Within the records that follow, find every line containing the string "Cile". Copy those lines.

──────── TASK INPUTS ────────

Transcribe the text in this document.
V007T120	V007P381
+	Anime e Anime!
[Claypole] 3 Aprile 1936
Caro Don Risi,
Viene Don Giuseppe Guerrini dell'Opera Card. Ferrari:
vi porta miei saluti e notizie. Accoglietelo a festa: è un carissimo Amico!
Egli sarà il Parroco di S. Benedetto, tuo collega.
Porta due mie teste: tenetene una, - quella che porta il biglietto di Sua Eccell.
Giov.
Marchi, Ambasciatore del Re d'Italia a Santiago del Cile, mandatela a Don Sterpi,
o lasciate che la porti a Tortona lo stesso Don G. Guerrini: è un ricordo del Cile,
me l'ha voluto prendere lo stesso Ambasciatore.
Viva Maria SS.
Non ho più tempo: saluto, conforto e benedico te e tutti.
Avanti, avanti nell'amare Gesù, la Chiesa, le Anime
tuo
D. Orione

────────

WRITTEN ANSWER:
Marchi, Ambasciatore del Re d'Italia a Santiago del Cile, mandatela a Don Sterpi,
o lasciate che la porti a Tortona lo stesso Don G. Guerrini: è un ricordo del Cile,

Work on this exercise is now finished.